__WORK INSTRUCTIONS__
The entries are to be returned exactly, with images left out.

__Entries from a dataset__

:::::

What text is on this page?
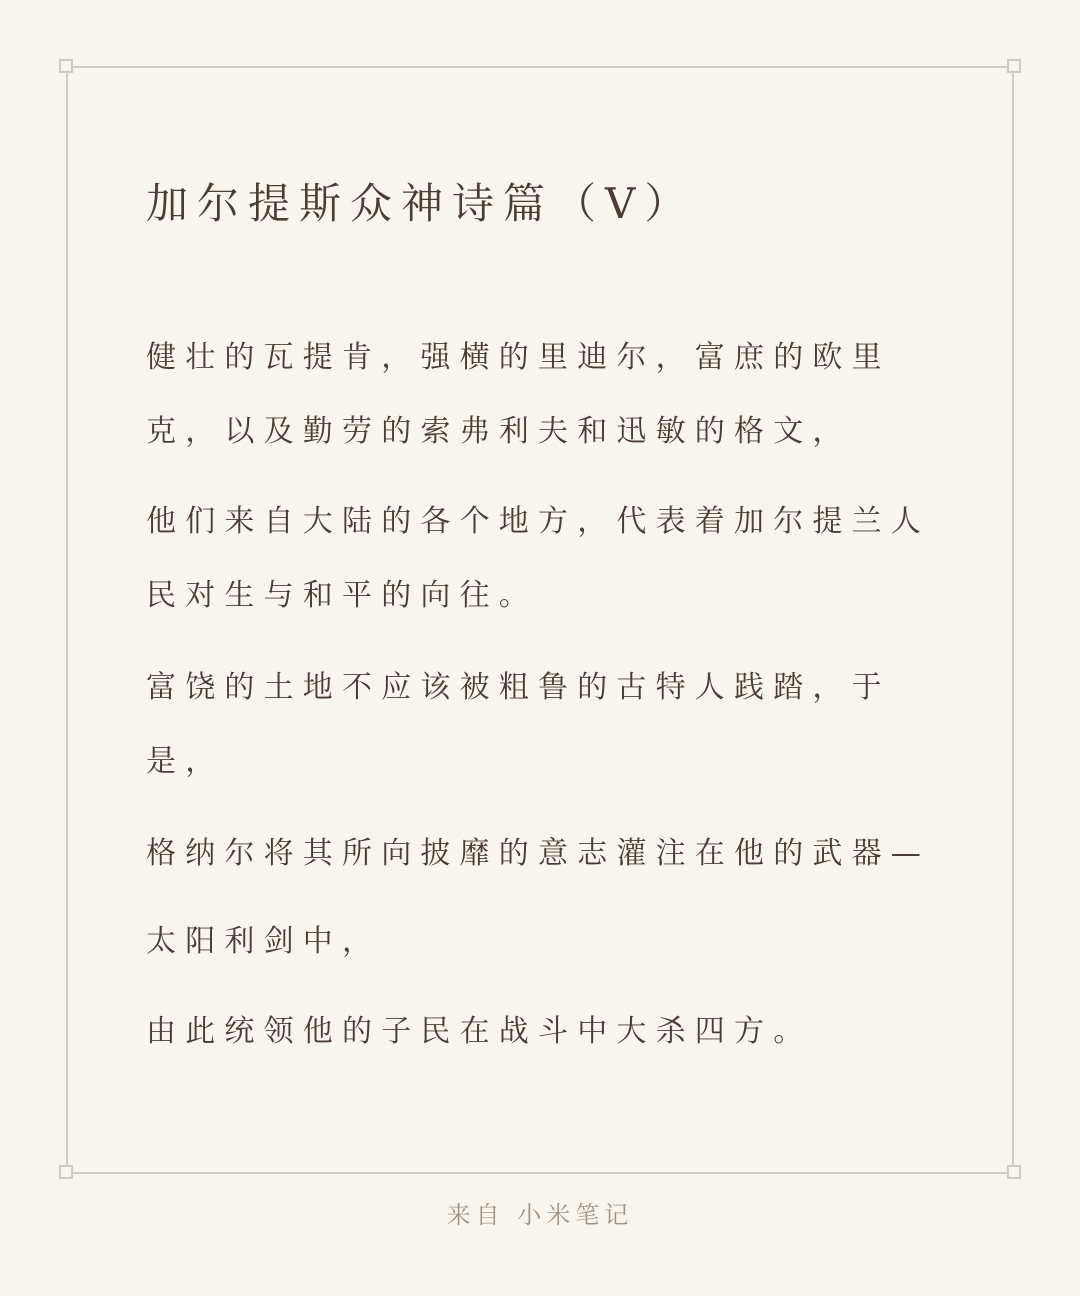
加尔提斯众神诗篇（V）
健壮的瓦提肯，强横的里迪尔，富庶的欧里
克，以及勤劳的索弗利夫和迅敏的格文，
他们来自大陆的各个地方，代表着加尔提兰人
民对生与和平的向往。
富饶的土地不应该被粗鲁的古特人践踏，于
是，
格纳尔将其所向披靡的意志灌注在他的武器—
太阳利剑中，
由此统领他的子民在战斗中大杀四方。
来自 小米笔记
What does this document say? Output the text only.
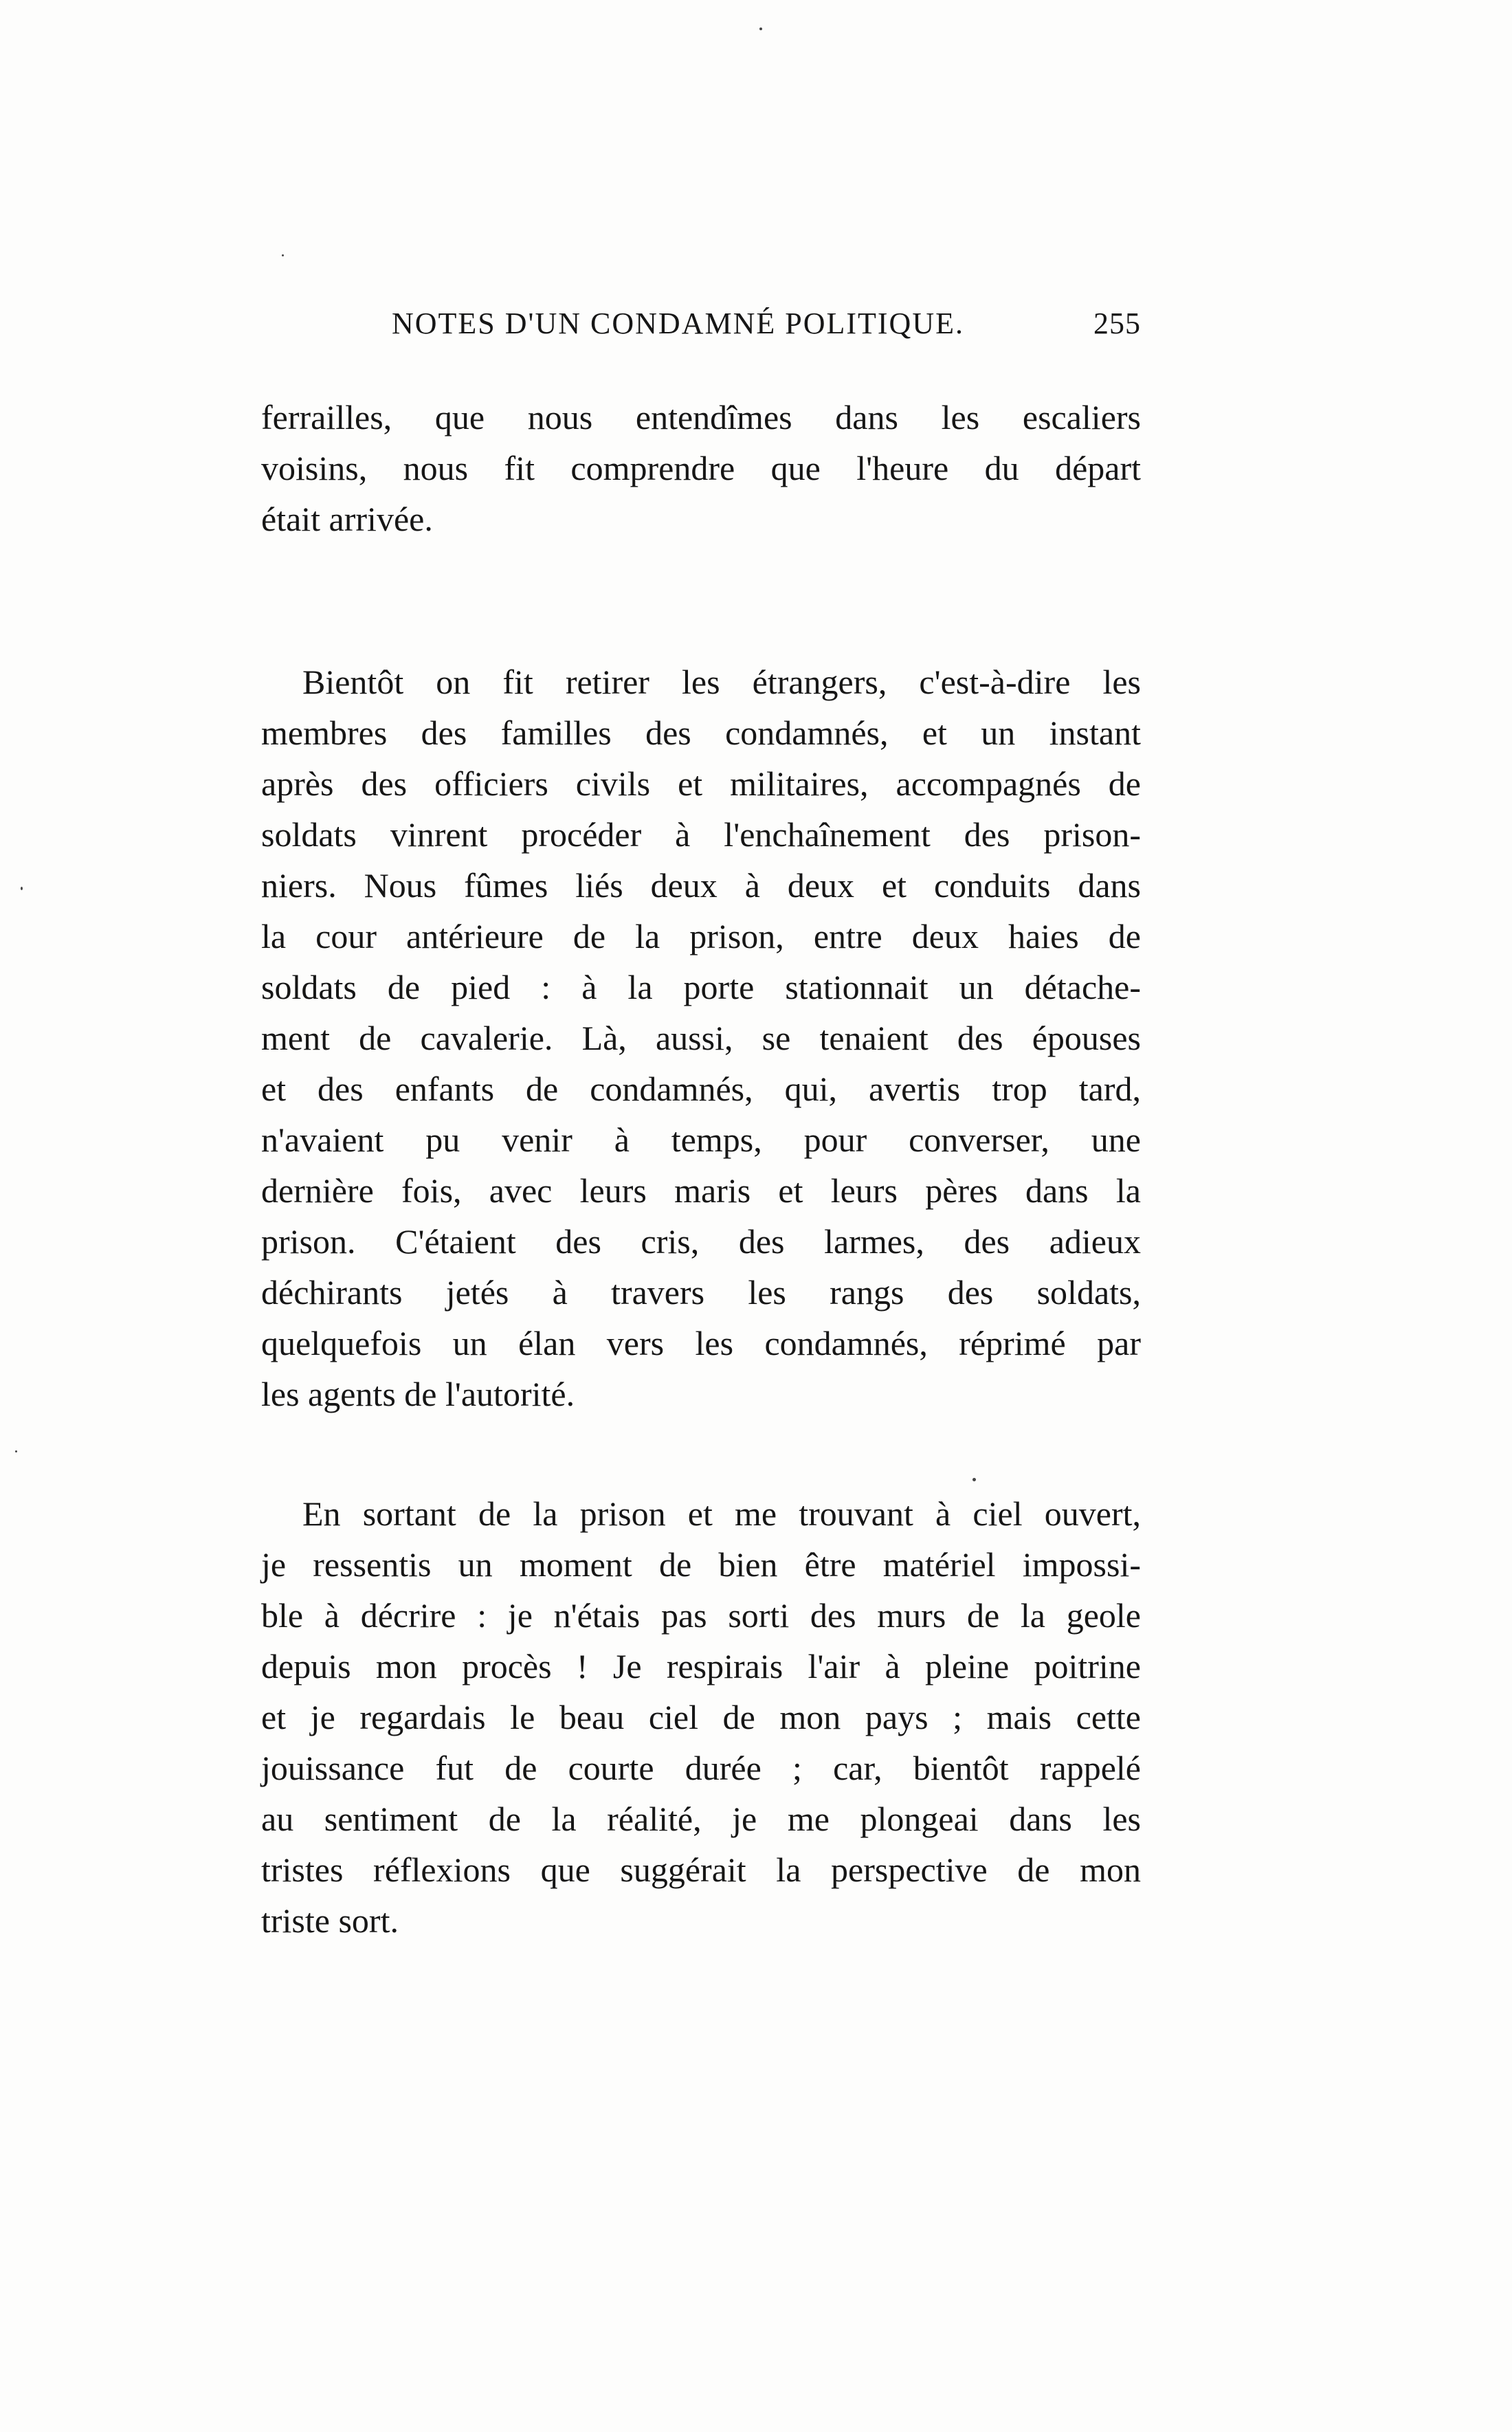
NOTES D'UN CONDAMNÉ POLITIQUE.	255
ferrailles, que nous entendîmes dans les escaliers
voisins, nous fit comprendre que l'heure du départ
était arrivée.
Bientôt on fit retirer les étrangers, c'est-à-dire les
membres des familles des condamnés, et un instant
après des officiers civils et militaires, accompagnés de
soldats vinrent procéder à l'enchaînement des prison-
niers. Nous fûmes liés deux à deux et conduits dans
la cour antérieure de la prison, entre deux haies de
soldats de pied : à la porte stationnait un détache-
ment de cavalerie. Là, aussi, se tenaient des épouses
et des enfants de condamnés, qui, avertis trop tard,
n'avaient pu venir à temps, pour converser, une
dernière fois, avec leurs maris et leurs pères dans la
prison. C'étaient des cris, des larmes, des adieux
déchirants jetés à travers les rangs des soldats,
quelquefois un élan vers les condamnés, réprimé par
les agents de l'autorité.
En sortant de la prison et me trouvant à ciel ouvert,
je ressentis un moment de bien être matériel impossi-
ble à décrire : je n'étais pas sorti des murs de la geole
depuis mon procès ! Je respirais l'air à pleine poitrine
et je regardais le beau ciel de mon pays ; mais cette
jouissance fut de courte durée ; car, bientôt rappelé
au sentiment de la réalité, je me plongeai dans les
tristes réflexions que suggérait la perspective de mon
triste sort.
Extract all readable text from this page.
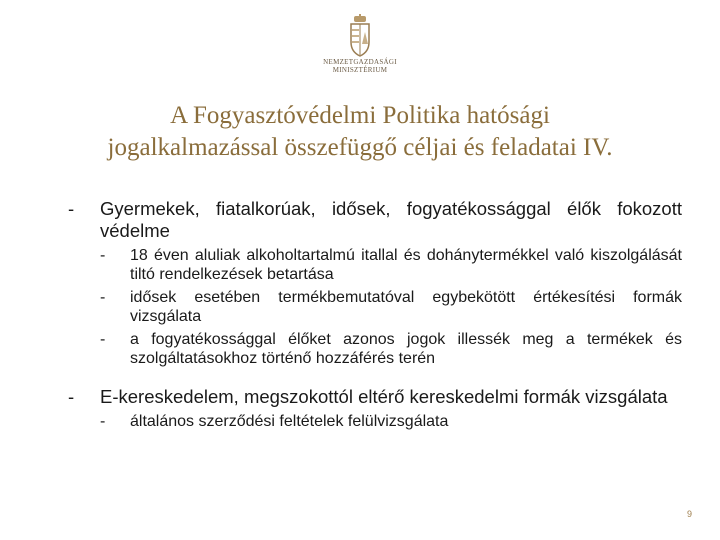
NEMZETGAZDASÁGI
MINISZTÉRIUM
A Fogyasztóvédelmi Politika hatósági
jogalkalmazással összefüggő céljai és feladatai IV.
- Gyermekek, fiatalkorúak, idősek, fogyatékossággal élők fokozott védelme
- 18 éven aluliak alkoholtartalmú itallal és dohánytermékkel való kiszolgálását tiltó rendelkezések betartása
- idősek esetében termékbemutatóval egybekötött értékesítési formák vizsgálata
- a fogyatékossággal élőket azonos jogok illessék meg a termékek és szolgáltatásokhoz történő hozzáférés terén
- E-kereskedelem, megszokottól eltérő kereskedelmi formák vizsgálata
- általános szerződési feltételek felülvizsgálata
9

:::::

__RESPONSE TO THIS TASK__
What text is on this page?
加尔提斯众神诗篇（V）
健壮的瓦提肯，强横的里迪尔，富庶的欧里
克，以及勤劳的索弗利夫和迅敏的格文，
他们来自大陆的各个地方，代表着加尔提兰人
民对生与和平的向往。
富饶的土地不应该被粗鲁的古特人践踏，于
是，
格纳尔将其所向披靡的意志灌注在他的武器—
太阳利剑中，
由此统领他的子民在战斗中大杀四方。
来自 小米笔记
What does this document say? Output the text only.
NOTES D'UN CONDAMNÉ POLITIQUE.	255
ferrailles, que nous entendîmes dans les escaliers
voisins, nous fit comprendre que l'heure du départ
était arrivée.
Bientôt on fit retirer les étrangers, c'est-à-dire les
membres des familles des condamnés, et un instant
après des officiers civils et militaires, accompagnés de
soldats vinrent procéder à l'enchaînement des prison-
niers. Nous fûmes liés deux à deux et conduits dans
la cour antérieure de la prison, entre deux haies de
soldats de pied : à la porte stationnait un détache-
ment de cavalerie. Là, aussi, se tenaient des épouses
et des enfants de condamnés, qui, avertis trop tard,
n'avaient pu venir à temps, pour converser, une
dernière fois, avec leurs maris et leurs pères dans la
prison. C'étaient des cris, des larmes, des adieux
déchirants jetés à travers les rangs des soldats,
quelquefois un élan vers les condamnés, réprimé par
les agents de l'autorité.
En sortant de la prison et me trouvant à ciel ouvert,
je ressentis un moment de bien être matériel impossi-
ble à décrire : je n'étais pas sorti des murs de la geole
depuis mon procès ! Je respirais l'air à pleine poitrine
et je regardais le beau ciel de mon pays ; mais cette
jouissance fut de courte durée ; car, bientôt rappelé
au sentiment de la réalité, je me plongeai dans les
tristes réflexions que suggérait la perspective de mon
triste sort.
Extract all readable text from this page.
NEMZETGAZDASÁGI
MINISZTÉRIUM
A Fogyasztóvédelmi Politika hatósági
jogalkalmazással összefüggő céljai és feladatai IV.
- Gyermekek, fiatalkorúak, idősek, fogyatékossággal élők fokozott védelme
- 18 éven aluliak alkoholtartalmú itallal és dohánytermékkel való kiszolgálását tiltó rendelkezések betartása
- idősek esetében termékbemutatóval egybekötött értékesítési formák vizsgálata
- a fogyatékossággal élőket azonos jogok illessék meg a termékek és szolgáltatásokhoz történő hozzáférés terén
- E-kereskedelem, megszokottól eltérő kereskedelmi formák vizsgálata
- általános szerződési feltételek felülvizsgálata
9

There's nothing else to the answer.